(Dataset items)

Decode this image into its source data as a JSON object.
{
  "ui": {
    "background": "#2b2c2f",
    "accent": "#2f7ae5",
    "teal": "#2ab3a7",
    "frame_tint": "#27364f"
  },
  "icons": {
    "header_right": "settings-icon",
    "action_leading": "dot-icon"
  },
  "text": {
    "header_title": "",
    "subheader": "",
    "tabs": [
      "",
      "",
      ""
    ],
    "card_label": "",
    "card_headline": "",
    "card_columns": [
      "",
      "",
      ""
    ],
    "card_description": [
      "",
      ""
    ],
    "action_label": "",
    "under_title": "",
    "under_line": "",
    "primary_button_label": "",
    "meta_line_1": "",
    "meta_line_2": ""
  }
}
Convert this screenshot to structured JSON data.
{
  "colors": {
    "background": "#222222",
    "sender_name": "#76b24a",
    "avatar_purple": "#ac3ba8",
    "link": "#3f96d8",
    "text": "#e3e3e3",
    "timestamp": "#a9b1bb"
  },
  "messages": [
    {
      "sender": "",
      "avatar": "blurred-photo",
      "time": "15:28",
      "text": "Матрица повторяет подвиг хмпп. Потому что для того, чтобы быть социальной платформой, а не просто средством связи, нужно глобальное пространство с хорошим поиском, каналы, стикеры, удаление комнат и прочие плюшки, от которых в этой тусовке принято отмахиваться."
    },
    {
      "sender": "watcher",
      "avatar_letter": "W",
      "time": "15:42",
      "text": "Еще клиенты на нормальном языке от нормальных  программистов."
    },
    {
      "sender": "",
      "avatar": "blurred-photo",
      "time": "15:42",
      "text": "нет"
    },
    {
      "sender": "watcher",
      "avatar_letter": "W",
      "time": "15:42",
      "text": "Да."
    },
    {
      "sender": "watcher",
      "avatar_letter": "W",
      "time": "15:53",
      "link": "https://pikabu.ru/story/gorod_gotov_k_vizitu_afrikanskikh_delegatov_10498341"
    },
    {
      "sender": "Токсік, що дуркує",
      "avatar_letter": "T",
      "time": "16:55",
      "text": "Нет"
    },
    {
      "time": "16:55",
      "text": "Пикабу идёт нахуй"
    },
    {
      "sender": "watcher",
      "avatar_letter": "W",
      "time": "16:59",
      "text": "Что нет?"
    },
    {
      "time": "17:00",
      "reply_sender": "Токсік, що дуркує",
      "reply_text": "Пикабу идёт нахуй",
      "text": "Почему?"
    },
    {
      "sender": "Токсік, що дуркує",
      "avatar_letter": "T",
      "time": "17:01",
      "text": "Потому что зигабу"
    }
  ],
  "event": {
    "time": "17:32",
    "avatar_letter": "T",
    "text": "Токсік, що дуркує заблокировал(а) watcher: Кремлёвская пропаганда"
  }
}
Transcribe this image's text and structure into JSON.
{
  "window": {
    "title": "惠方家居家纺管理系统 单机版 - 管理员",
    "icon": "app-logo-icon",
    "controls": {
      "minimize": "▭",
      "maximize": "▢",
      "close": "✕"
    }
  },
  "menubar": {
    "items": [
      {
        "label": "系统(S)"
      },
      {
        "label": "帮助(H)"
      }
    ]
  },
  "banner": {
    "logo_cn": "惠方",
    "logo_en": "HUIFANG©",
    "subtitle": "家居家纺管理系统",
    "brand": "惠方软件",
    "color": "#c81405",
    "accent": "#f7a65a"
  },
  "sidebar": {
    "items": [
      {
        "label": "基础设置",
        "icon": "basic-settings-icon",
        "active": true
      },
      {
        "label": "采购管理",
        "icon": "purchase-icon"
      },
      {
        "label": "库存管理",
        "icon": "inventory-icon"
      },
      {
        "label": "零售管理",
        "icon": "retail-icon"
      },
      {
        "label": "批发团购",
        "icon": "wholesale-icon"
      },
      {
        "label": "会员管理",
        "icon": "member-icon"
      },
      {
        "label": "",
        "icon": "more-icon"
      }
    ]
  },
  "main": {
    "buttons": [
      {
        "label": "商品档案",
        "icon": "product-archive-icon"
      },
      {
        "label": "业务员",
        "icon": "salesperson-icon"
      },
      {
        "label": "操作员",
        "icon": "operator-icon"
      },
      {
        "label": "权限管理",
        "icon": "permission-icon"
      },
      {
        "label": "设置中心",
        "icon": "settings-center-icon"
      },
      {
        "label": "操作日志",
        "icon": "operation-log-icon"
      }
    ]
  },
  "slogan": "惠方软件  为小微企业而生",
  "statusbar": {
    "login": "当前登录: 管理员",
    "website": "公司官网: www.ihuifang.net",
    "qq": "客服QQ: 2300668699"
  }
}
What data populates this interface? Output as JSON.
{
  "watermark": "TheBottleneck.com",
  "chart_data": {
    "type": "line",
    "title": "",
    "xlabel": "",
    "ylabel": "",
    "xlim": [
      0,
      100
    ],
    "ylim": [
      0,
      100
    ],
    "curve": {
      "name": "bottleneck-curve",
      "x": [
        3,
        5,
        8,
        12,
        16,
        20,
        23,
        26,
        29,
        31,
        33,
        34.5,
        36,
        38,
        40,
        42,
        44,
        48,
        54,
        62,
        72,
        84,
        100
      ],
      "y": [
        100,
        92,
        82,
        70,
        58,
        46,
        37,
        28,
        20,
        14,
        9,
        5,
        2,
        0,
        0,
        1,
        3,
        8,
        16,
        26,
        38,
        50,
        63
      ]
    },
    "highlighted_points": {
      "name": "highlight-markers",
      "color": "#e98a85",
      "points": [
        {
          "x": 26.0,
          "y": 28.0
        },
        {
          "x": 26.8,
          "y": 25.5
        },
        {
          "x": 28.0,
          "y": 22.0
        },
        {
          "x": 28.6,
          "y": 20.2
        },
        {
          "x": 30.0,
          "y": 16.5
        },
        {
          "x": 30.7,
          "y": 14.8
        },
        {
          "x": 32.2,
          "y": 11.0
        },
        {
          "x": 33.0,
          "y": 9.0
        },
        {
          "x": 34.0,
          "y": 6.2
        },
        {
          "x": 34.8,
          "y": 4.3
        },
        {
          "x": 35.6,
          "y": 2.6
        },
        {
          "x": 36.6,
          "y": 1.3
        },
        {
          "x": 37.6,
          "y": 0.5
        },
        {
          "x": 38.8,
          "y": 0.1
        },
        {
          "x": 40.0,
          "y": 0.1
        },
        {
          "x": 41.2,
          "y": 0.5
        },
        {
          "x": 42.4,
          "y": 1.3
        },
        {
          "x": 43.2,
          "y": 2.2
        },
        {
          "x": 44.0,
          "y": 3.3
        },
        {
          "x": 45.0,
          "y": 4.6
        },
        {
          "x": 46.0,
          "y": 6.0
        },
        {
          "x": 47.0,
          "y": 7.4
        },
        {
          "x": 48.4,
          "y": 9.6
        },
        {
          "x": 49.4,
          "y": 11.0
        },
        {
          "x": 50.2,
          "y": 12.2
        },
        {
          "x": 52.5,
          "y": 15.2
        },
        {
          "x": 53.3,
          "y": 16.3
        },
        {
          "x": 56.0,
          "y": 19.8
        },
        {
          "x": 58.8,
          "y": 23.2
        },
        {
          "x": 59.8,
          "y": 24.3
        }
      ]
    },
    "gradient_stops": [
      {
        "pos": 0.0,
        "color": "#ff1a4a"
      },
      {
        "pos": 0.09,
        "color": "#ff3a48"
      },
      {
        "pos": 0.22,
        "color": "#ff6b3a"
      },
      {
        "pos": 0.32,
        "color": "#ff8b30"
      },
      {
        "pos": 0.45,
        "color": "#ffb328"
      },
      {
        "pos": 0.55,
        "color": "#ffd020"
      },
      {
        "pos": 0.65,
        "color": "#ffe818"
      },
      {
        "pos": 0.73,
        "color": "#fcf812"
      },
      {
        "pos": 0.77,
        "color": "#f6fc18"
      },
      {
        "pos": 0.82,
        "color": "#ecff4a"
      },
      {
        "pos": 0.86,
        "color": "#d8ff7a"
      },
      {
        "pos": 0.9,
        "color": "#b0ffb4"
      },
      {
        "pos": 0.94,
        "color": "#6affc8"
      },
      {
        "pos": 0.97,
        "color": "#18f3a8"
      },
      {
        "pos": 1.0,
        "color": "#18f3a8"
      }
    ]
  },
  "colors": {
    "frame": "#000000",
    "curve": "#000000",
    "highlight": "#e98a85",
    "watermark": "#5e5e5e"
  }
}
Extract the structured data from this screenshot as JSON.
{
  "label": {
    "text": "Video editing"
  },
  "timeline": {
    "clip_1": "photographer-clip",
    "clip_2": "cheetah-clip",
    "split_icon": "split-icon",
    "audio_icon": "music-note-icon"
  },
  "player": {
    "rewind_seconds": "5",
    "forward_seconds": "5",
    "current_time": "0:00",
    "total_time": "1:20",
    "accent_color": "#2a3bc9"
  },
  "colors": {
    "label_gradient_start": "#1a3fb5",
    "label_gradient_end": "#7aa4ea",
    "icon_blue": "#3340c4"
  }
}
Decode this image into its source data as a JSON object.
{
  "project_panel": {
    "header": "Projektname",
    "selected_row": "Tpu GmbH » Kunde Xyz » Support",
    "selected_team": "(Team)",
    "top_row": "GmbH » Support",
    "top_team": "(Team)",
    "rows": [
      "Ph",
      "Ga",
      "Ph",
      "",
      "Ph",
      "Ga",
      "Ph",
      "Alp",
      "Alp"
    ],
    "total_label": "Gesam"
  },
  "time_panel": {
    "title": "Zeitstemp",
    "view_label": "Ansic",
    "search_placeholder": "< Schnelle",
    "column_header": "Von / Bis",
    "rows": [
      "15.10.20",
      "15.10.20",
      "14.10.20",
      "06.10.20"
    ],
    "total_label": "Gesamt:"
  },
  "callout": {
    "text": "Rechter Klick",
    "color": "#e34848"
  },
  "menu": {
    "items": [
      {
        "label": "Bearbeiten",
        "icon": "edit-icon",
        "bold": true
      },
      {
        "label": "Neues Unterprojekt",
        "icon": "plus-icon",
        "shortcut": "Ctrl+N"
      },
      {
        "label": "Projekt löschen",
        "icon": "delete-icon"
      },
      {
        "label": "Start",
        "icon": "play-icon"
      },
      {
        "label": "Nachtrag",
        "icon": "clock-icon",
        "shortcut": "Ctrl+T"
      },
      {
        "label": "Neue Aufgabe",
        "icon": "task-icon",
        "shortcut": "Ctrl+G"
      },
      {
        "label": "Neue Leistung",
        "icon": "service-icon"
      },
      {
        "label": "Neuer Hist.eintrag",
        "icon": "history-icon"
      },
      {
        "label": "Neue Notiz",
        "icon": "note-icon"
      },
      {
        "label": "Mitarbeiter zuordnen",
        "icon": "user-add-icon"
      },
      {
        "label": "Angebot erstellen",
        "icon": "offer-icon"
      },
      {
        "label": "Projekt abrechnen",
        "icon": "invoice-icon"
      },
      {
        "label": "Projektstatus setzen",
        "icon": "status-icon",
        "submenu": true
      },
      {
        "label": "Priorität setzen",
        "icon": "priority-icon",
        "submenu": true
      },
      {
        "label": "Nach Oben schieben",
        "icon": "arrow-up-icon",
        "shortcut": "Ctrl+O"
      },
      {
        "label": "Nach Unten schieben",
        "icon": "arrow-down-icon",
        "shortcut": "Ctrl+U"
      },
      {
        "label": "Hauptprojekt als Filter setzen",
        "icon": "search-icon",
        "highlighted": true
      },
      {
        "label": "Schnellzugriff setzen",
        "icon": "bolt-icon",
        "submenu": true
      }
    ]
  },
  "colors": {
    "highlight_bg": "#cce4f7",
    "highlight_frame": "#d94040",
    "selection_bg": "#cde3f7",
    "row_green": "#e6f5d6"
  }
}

What the task asks: Return each line where "this" shows up.

Expected answer:
Decode this image into its source data as a JSON object.
Convert this screenshot to structured JSON data.
Transcribe this image's text and structure into JSON.
What data populates this interface? Output as JSON.
Extract the structured data from this screenshot as JSON.
Decode this image into its source data as a JSON object.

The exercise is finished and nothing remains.